Exercise task:
Determine the number of lines containing the word "text", and state that figure alone.

Available records:
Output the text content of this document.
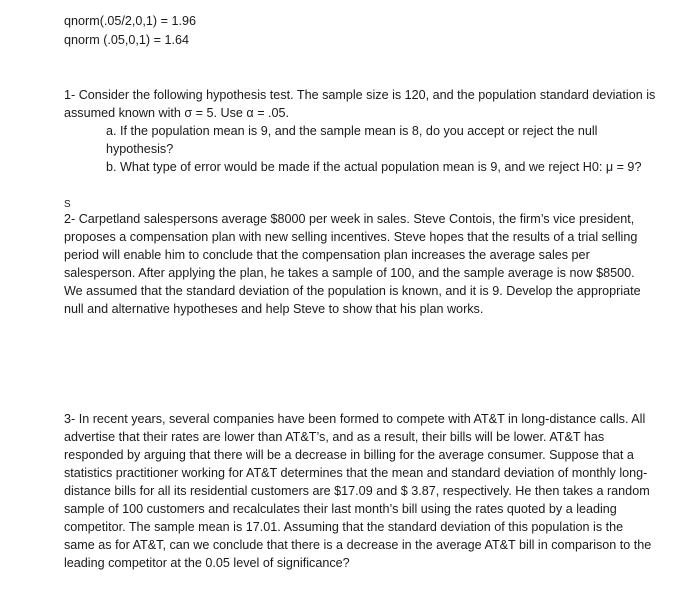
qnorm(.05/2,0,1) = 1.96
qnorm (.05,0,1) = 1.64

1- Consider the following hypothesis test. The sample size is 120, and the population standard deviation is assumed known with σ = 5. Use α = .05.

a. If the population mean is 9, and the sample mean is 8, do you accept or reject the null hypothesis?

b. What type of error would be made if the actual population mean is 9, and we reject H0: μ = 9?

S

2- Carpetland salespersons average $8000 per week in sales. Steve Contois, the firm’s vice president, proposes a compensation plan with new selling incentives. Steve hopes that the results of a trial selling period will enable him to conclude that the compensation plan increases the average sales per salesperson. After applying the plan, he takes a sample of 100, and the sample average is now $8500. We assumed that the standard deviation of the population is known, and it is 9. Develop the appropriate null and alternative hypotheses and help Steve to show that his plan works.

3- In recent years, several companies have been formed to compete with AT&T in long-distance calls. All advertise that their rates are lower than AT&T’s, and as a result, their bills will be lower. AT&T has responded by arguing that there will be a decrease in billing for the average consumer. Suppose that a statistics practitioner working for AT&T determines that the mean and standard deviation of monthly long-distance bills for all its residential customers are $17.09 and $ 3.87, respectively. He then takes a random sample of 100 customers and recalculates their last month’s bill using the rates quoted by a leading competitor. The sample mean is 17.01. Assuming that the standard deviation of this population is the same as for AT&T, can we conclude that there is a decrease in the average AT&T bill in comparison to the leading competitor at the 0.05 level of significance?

==

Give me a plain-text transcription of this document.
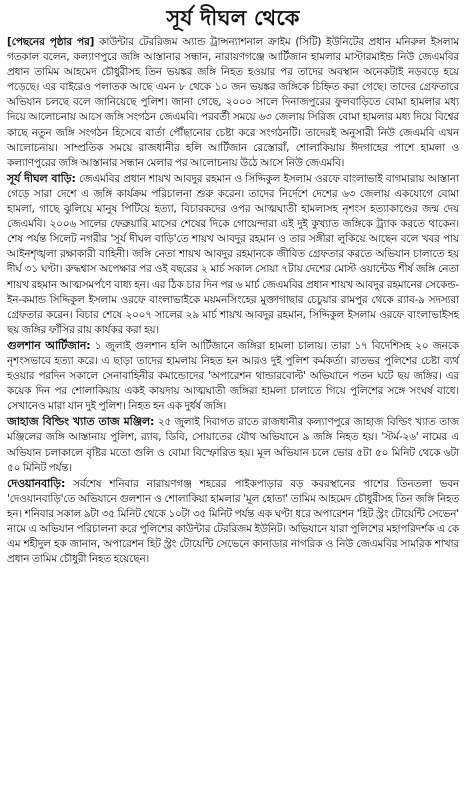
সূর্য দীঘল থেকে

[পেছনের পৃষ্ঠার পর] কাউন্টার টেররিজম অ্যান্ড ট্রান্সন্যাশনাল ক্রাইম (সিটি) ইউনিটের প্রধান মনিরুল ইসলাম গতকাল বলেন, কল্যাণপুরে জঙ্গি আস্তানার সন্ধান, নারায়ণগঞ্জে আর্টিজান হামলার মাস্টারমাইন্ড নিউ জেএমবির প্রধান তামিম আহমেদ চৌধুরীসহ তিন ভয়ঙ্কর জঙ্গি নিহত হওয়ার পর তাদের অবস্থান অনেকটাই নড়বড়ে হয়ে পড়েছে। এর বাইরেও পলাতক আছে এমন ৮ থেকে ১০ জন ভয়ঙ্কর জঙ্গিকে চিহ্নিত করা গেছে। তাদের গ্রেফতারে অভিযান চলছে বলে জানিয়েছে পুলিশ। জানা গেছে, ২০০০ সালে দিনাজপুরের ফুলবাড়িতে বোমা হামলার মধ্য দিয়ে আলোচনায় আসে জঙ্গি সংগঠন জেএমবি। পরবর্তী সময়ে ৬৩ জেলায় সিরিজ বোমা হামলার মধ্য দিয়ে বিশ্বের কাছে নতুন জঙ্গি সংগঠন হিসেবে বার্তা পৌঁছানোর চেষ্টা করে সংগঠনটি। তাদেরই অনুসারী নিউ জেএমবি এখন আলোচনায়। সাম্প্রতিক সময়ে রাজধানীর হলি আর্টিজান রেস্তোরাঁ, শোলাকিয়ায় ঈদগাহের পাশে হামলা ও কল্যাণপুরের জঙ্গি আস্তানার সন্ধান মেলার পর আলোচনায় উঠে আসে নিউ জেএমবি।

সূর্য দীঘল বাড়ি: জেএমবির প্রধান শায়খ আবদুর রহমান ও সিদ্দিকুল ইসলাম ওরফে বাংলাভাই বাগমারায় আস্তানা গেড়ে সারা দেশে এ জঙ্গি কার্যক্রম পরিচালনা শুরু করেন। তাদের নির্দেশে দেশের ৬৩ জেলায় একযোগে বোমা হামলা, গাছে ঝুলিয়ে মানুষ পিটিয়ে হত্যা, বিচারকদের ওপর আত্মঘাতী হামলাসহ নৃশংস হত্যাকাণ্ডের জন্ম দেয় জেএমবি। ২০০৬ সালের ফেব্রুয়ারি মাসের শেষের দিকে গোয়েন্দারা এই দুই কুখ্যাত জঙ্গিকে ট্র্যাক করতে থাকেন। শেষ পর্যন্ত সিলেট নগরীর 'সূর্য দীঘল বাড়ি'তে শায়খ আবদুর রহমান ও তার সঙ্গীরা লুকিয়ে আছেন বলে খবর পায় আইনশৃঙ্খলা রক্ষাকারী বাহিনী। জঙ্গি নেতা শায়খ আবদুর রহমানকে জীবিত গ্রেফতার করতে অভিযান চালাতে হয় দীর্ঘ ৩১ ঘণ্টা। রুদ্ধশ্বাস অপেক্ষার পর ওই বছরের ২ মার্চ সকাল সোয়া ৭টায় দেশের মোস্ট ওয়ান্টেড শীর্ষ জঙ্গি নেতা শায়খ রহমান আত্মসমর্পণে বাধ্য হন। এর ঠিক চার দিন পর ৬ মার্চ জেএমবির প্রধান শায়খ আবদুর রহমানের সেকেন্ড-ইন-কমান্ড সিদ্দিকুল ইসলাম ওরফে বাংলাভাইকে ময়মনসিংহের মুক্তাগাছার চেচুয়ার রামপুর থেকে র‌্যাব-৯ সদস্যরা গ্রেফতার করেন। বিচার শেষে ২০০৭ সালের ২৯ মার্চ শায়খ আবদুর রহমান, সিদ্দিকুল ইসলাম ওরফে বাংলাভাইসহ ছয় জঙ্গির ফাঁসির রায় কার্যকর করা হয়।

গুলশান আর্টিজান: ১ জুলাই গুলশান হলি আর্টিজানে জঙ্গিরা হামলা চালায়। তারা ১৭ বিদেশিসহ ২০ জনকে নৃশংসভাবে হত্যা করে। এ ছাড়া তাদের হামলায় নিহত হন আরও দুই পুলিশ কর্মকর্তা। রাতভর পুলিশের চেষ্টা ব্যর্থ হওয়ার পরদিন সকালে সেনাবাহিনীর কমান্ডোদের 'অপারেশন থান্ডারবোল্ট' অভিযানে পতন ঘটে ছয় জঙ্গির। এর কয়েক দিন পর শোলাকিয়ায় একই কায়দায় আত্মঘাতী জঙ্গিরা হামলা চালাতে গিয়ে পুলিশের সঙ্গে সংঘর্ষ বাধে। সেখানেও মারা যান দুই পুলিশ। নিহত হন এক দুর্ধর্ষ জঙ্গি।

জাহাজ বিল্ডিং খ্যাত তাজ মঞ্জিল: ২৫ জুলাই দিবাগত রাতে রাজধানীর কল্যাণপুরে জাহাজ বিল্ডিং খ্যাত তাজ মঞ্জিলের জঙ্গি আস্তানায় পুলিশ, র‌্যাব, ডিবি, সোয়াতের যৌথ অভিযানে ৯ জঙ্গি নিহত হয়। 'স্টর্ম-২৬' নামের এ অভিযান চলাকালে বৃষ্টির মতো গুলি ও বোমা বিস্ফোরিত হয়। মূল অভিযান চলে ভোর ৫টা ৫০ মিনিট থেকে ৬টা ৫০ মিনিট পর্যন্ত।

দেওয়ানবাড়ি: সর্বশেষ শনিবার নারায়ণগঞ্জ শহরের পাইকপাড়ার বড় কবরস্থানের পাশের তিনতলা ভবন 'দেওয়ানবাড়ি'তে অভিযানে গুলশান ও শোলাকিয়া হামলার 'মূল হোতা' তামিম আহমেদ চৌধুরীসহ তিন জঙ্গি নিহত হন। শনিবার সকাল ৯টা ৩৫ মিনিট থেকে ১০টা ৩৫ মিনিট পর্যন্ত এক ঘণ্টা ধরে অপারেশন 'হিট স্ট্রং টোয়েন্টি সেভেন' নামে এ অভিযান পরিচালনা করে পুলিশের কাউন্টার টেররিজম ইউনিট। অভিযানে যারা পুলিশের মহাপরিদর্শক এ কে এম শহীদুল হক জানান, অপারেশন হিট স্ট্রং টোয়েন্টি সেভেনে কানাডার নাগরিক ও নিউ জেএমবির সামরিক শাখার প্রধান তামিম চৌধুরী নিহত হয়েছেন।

Solution for this task:
2